TASK TO COMPLETE: Which lines of the records contain "JSON"? Collect every one of them.

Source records
+ + + + +

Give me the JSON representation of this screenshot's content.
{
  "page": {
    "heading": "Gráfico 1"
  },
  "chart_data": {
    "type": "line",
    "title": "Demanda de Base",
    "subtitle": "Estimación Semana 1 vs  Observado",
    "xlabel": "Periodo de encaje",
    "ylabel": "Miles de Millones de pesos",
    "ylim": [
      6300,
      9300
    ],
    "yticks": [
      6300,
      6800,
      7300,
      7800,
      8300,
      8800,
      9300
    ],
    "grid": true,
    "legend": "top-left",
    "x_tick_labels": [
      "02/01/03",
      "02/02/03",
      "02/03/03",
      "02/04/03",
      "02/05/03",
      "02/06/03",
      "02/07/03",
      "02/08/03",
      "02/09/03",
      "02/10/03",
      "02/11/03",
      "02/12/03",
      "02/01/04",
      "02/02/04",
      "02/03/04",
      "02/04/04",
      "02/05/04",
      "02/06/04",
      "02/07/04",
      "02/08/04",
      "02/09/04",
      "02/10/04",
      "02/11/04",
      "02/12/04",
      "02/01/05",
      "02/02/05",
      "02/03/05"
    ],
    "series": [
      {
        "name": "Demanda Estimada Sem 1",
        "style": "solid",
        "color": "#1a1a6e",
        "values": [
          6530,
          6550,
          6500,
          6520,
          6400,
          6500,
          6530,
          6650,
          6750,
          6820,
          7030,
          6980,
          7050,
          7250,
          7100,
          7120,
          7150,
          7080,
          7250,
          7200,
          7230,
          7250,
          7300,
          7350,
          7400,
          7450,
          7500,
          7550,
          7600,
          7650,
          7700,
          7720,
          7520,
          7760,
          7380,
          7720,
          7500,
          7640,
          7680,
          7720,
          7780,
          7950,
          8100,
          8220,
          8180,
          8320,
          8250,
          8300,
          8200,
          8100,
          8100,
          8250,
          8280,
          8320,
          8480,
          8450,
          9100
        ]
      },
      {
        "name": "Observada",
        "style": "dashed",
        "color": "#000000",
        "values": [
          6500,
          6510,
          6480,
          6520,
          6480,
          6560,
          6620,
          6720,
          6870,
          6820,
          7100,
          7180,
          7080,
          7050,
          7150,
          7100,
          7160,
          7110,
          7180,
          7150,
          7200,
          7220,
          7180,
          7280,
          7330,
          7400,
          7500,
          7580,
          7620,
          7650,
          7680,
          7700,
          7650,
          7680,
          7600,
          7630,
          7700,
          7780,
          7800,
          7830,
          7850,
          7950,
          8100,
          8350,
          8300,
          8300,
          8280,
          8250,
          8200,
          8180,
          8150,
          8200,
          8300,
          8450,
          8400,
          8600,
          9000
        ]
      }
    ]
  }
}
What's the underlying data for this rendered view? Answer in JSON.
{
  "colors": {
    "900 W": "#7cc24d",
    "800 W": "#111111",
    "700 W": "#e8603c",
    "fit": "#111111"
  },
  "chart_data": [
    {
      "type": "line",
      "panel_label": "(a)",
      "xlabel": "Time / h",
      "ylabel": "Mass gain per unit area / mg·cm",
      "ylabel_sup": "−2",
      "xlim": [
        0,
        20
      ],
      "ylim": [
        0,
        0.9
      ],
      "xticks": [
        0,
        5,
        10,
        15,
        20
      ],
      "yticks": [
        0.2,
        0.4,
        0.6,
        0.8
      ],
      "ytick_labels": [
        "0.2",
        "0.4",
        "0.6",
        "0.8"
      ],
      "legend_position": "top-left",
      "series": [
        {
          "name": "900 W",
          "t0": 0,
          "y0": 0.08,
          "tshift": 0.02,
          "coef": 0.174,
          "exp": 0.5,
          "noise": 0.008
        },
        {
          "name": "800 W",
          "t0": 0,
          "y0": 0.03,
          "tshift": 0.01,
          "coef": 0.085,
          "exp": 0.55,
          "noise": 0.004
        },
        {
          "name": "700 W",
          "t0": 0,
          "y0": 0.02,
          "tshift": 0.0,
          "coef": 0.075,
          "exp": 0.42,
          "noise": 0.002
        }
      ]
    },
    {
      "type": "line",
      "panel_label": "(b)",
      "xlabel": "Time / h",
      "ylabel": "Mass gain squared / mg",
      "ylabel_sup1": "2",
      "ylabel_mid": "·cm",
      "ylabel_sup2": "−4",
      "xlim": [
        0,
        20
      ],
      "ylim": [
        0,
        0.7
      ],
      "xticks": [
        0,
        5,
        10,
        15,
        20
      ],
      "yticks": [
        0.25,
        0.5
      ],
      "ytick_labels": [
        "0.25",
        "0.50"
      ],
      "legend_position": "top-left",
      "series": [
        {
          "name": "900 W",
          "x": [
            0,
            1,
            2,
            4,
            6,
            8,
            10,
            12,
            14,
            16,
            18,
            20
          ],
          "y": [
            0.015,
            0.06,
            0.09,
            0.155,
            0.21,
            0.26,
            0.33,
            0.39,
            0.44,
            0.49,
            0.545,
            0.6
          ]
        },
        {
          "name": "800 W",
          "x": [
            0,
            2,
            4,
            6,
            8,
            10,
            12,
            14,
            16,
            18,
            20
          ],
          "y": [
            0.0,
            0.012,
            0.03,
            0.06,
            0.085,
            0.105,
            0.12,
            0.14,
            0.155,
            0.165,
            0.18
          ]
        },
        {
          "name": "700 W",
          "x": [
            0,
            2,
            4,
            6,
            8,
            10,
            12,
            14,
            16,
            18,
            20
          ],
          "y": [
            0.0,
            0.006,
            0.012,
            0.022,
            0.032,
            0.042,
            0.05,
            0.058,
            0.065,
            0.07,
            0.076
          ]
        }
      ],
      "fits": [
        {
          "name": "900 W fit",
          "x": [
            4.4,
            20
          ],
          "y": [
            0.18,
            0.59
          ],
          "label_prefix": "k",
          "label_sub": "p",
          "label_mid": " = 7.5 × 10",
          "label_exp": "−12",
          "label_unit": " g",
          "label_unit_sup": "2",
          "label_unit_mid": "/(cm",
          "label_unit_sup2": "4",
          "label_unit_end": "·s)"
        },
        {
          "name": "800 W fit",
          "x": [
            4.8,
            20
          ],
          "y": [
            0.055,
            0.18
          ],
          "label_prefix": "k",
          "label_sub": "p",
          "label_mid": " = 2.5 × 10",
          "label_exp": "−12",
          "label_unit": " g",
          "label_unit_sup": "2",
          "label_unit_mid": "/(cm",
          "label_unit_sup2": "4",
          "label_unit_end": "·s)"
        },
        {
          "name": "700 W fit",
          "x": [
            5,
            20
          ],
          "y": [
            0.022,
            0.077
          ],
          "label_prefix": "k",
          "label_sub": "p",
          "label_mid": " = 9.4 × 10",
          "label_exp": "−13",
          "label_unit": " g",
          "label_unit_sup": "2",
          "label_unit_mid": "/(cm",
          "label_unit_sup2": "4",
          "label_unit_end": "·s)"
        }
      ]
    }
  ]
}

+ + + + +

ANSWER TO THIS PROBLEM:
Give me the JSON representation of this screenshot's content.
What's the underlying data for this rendered view? Answer in JSON.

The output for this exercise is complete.